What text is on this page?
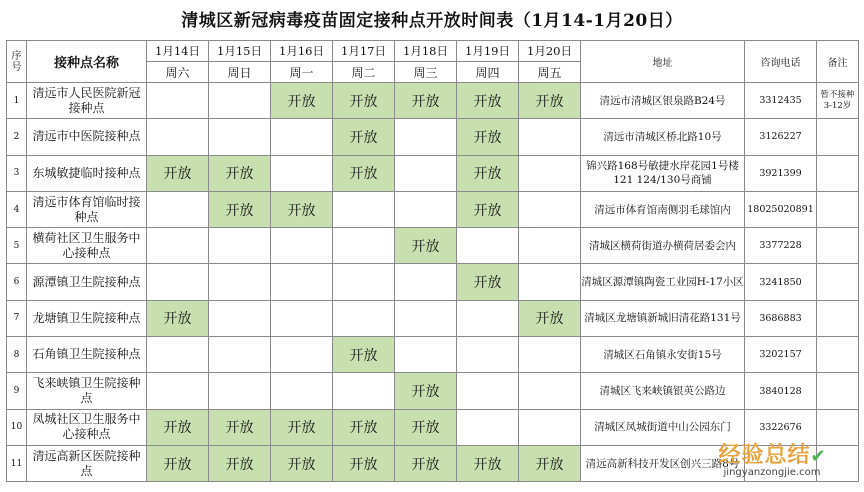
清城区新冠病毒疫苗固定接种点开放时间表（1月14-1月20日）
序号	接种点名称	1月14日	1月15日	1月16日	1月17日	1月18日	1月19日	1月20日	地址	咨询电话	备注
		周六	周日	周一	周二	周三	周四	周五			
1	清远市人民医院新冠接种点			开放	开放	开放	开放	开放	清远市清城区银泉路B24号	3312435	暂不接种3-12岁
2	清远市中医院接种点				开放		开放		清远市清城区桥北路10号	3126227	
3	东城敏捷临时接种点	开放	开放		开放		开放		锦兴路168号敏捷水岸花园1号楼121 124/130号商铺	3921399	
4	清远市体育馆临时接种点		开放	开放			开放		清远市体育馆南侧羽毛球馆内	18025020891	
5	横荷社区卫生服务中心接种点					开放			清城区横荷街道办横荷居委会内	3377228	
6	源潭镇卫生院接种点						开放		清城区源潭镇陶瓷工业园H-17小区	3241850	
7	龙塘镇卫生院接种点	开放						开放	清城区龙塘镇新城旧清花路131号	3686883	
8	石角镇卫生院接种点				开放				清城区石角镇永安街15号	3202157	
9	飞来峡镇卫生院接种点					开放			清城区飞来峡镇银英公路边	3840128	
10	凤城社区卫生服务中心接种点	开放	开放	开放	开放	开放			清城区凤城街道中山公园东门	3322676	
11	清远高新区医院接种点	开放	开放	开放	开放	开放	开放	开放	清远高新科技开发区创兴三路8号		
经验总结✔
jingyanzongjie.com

--

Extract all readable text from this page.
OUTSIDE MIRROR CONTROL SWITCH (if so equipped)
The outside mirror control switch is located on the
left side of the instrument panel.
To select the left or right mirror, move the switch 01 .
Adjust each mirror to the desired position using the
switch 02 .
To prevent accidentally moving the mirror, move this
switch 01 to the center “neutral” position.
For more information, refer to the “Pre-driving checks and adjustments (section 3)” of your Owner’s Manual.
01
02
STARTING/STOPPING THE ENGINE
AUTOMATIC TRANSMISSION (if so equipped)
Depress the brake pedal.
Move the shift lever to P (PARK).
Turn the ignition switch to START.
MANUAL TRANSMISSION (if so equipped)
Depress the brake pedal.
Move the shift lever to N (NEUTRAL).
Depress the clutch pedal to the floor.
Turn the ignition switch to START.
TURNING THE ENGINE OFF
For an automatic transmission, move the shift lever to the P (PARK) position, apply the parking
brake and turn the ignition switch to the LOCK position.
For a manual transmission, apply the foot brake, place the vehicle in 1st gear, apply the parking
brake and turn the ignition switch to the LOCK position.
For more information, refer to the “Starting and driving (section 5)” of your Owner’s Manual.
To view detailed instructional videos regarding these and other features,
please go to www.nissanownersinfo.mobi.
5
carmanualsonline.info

SHORT EXERCISE ::
Pull out all lines from the listing that contain the string "text".

RIGHT ANSWER ::
What text is on this page?
Extract all readable text from this page.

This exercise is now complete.